TASK PROMPT: Extract all lines that hold "dest" from the records below.

━━━ EXERCISE DATA

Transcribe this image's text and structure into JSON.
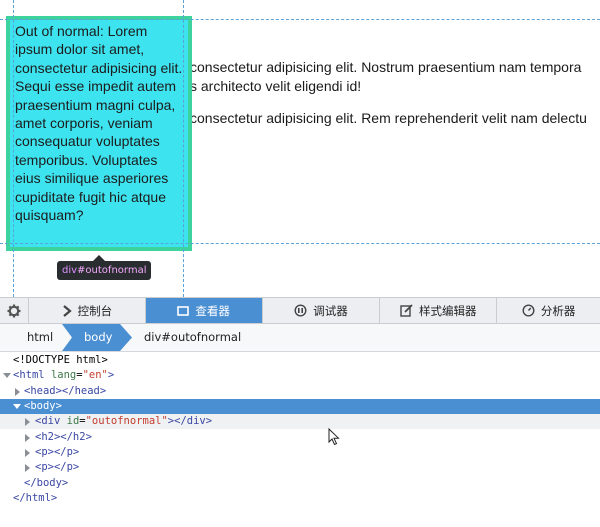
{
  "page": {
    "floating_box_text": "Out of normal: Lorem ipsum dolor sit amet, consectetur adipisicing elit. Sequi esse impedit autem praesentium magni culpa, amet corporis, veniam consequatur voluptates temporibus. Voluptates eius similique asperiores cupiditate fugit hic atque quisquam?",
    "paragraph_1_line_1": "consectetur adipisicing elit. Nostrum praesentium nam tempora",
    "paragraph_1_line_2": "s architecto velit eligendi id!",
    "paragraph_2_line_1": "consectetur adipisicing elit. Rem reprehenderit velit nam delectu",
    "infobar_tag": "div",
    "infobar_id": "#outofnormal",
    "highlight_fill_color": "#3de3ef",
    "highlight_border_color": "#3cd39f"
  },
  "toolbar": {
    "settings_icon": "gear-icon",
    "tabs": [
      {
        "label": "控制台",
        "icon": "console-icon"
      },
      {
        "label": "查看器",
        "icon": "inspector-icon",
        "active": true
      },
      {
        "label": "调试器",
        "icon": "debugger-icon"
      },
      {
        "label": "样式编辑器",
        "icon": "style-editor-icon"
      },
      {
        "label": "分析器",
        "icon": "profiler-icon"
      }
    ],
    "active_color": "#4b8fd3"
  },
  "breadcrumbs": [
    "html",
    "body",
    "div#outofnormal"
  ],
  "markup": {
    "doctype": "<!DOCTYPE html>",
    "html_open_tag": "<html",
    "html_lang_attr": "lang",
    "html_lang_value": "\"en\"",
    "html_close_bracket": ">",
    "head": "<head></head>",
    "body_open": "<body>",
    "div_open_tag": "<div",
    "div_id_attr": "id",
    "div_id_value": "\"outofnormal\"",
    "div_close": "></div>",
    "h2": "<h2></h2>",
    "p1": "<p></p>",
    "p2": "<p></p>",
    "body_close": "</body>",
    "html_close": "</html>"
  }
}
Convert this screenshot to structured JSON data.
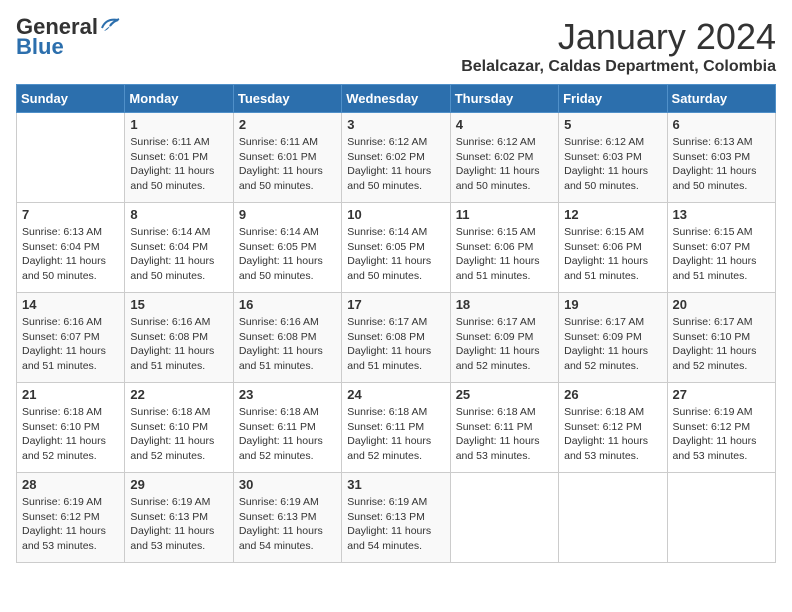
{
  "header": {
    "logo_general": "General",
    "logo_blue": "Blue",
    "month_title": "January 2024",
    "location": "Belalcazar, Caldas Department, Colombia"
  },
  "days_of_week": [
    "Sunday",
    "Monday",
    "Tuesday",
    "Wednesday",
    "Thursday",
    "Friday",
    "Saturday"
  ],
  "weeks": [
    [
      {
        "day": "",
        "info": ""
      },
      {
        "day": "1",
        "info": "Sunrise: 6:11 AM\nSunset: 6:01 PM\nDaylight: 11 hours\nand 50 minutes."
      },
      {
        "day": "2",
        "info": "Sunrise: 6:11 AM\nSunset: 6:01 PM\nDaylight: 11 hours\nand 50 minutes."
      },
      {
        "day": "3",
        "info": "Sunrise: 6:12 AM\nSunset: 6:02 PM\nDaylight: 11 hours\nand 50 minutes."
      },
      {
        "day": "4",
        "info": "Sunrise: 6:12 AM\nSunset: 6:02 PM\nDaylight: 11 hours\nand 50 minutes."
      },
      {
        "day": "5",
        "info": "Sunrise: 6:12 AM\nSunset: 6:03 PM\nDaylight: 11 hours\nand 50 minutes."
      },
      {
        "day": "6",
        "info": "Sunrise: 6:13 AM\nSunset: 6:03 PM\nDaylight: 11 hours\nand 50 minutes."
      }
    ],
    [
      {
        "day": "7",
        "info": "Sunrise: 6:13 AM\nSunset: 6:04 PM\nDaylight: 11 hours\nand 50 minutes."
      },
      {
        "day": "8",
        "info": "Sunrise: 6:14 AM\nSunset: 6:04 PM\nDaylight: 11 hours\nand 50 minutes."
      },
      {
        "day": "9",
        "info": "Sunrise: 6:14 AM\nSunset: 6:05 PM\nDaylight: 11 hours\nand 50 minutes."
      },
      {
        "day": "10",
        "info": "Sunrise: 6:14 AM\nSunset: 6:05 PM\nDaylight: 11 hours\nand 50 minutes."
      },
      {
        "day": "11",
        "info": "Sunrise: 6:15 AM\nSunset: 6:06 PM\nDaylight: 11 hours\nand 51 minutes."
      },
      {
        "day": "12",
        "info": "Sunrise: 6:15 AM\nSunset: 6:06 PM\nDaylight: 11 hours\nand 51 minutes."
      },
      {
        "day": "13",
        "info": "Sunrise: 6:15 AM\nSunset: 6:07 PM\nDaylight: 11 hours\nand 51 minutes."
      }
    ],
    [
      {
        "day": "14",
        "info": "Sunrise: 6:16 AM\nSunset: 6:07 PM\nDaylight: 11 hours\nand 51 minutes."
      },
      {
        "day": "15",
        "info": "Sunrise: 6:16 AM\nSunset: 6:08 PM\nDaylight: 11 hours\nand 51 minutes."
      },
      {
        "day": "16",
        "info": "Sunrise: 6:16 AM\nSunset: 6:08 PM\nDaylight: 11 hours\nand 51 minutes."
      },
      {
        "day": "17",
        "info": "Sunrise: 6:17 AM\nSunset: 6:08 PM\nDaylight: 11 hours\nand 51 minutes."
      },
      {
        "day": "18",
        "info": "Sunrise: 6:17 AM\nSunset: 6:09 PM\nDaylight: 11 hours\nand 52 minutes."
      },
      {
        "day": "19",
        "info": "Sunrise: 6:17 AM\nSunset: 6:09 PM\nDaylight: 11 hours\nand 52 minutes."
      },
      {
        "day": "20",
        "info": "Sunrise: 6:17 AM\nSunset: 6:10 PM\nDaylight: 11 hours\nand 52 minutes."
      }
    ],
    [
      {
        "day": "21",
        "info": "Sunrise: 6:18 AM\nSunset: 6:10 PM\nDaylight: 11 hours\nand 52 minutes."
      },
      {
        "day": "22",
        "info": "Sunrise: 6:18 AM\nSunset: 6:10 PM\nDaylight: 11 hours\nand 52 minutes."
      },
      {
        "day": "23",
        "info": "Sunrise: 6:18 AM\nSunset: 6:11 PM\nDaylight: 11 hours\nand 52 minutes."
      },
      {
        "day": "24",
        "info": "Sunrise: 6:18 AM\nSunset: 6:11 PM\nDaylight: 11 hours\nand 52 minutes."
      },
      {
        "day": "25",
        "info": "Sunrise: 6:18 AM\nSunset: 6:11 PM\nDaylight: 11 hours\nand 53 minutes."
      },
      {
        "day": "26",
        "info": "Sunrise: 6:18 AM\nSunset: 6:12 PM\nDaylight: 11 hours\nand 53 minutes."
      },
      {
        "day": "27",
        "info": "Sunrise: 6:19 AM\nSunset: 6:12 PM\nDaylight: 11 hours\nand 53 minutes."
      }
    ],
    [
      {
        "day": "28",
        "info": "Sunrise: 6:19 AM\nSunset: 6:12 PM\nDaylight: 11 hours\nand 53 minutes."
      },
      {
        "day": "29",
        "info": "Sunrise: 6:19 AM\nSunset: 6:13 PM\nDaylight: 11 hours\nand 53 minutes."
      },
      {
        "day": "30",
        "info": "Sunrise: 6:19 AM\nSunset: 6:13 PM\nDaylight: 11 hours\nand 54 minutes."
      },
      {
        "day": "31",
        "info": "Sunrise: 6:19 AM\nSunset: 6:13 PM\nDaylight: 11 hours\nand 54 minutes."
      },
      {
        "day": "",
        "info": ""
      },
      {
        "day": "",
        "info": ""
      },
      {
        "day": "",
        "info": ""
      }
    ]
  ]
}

━━━━━━
━━━ EXERCISE DATA

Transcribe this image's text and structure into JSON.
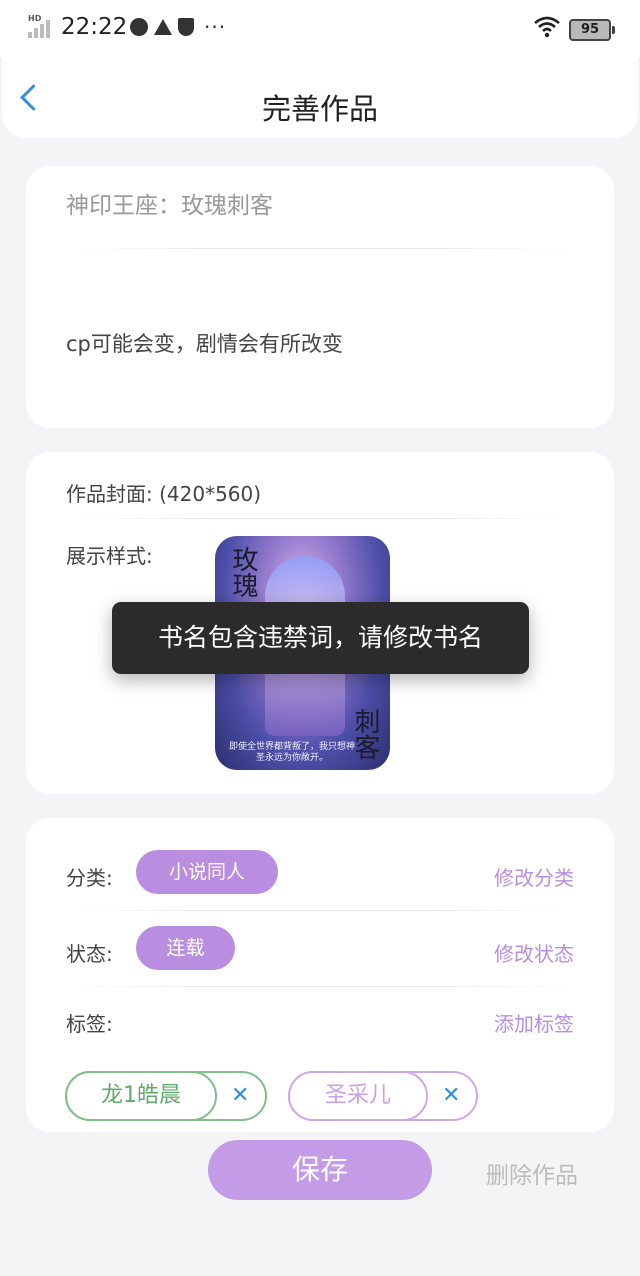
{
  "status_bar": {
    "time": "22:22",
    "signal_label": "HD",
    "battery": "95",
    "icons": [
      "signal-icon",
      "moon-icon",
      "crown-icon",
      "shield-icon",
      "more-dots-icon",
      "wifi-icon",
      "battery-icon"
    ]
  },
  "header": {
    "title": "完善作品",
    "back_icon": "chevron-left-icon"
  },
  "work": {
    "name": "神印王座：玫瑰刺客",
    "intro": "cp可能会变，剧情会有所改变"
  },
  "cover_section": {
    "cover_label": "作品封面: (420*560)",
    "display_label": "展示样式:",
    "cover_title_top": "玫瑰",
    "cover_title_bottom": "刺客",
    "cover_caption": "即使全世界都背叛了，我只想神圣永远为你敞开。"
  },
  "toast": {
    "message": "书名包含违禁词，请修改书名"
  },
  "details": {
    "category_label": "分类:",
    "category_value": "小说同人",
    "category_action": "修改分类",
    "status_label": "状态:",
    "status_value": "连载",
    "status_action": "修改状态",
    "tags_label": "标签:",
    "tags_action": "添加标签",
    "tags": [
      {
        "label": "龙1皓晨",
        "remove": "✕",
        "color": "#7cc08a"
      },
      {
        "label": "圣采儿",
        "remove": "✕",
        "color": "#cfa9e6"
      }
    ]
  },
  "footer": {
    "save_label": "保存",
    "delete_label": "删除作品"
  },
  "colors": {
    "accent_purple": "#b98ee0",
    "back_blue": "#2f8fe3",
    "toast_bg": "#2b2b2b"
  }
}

━━━━━━
━━━ EXERCISE DATA

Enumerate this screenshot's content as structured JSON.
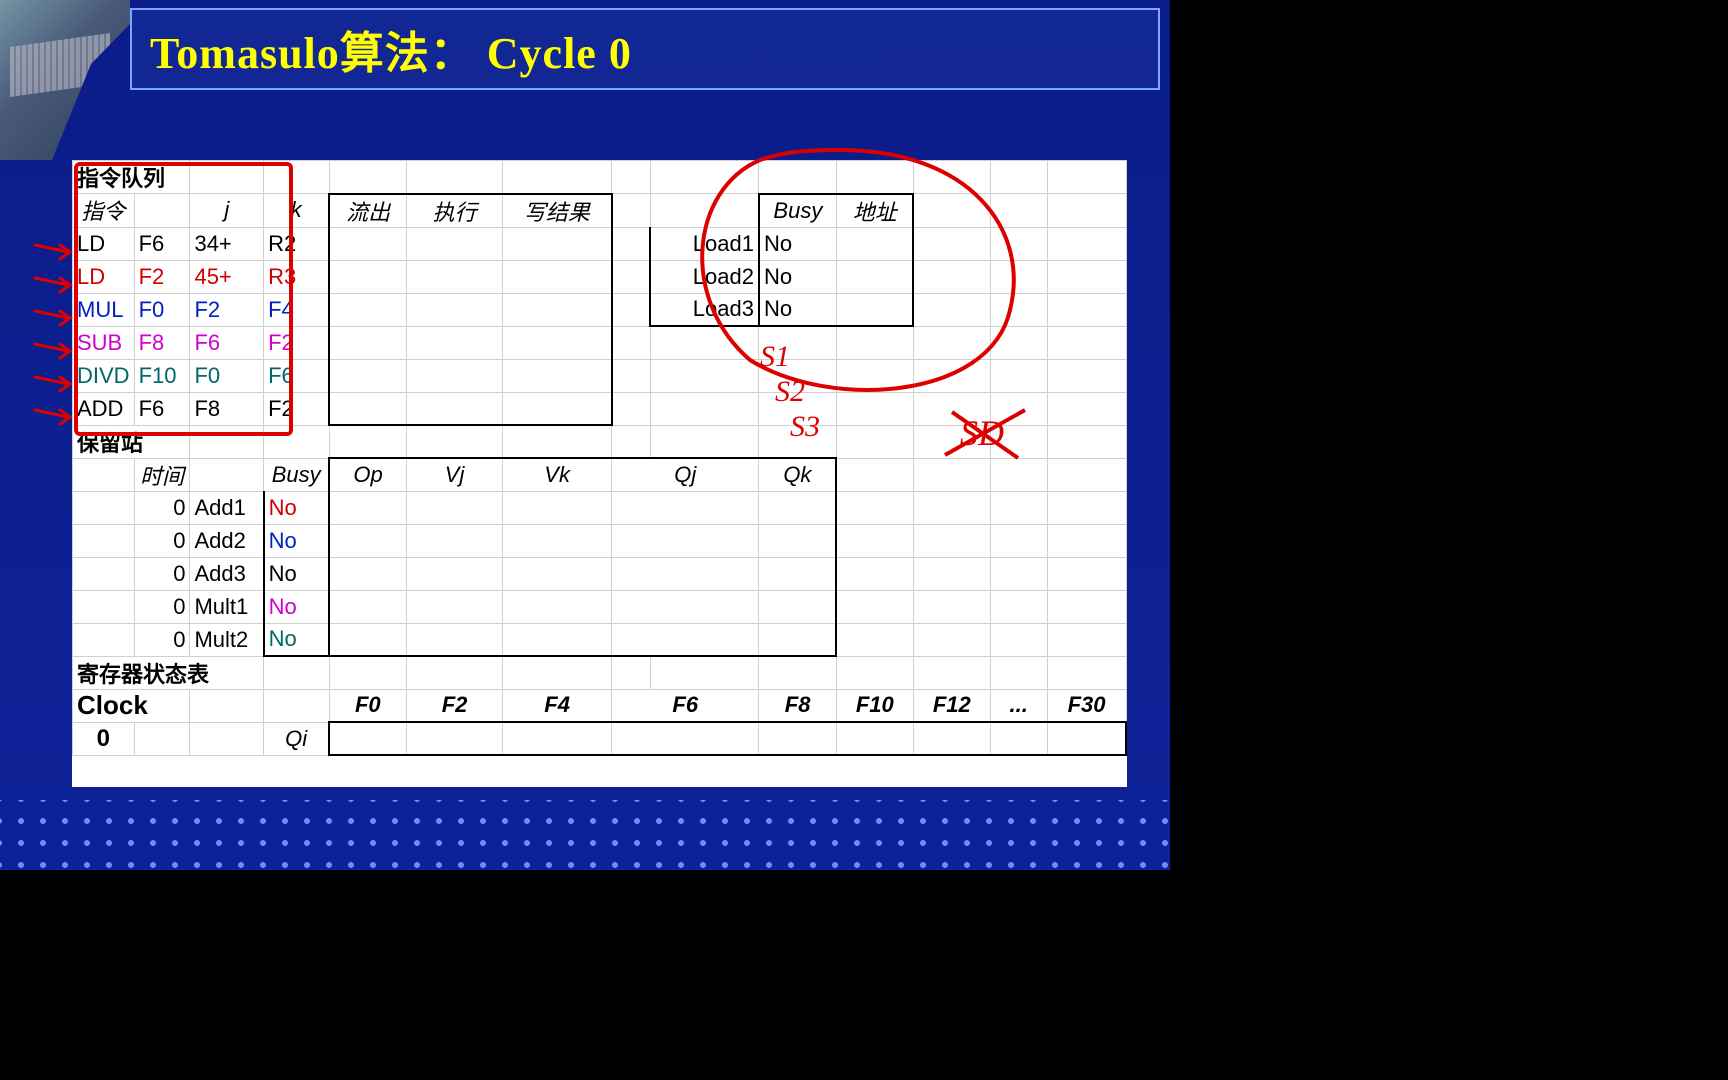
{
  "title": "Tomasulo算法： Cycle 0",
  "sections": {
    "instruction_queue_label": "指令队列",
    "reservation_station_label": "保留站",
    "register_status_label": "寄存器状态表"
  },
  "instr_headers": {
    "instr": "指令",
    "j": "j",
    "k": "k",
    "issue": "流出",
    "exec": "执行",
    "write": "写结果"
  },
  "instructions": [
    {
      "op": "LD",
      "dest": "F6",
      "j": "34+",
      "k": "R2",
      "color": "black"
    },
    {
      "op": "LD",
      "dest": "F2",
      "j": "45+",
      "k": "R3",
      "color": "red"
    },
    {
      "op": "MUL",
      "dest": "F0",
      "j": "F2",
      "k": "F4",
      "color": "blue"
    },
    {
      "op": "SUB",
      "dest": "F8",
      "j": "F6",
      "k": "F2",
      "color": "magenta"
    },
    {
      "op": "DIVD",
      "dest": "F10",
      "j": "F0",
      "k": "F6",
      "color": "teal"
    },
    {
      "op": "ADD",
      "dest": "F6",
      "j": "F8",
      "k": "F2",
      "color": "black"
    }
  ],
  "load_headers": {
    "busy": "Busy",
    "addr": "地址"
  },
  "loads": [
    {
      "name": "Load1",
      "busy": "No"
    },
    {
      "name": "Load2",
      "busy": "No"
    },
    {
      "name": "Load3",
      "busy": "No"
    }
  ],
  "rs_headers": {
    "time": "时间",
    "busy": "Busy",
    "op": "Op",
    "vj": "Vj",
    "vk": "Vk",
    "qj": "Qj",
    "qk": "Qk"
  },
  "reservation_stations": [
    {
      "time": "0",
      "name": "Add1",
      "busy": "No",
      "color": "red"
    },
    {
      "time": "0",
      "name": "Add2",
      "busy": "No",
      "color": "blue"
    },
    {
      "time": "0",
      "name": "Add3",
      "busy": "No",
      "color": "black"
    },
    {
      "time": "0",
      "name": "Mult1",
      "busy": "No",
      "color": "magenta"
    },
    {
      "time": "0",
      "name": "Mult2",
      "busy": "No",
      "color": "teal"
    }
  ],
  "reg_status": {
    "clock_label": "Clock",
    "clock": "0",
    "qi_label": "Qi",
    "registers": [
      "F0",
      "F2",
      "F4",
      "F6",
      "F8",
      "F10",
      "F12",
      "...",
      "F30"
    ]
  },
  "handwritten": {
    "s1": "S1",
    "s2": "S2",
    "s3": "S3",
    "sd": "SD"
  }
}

━━━━━━

TASK RESPONSE:
      "dest": "F6",
      "dest": "F2",
      "dest": "F0",
      "dest": "F8",
      "dest": "F10",
      "dest": "F6",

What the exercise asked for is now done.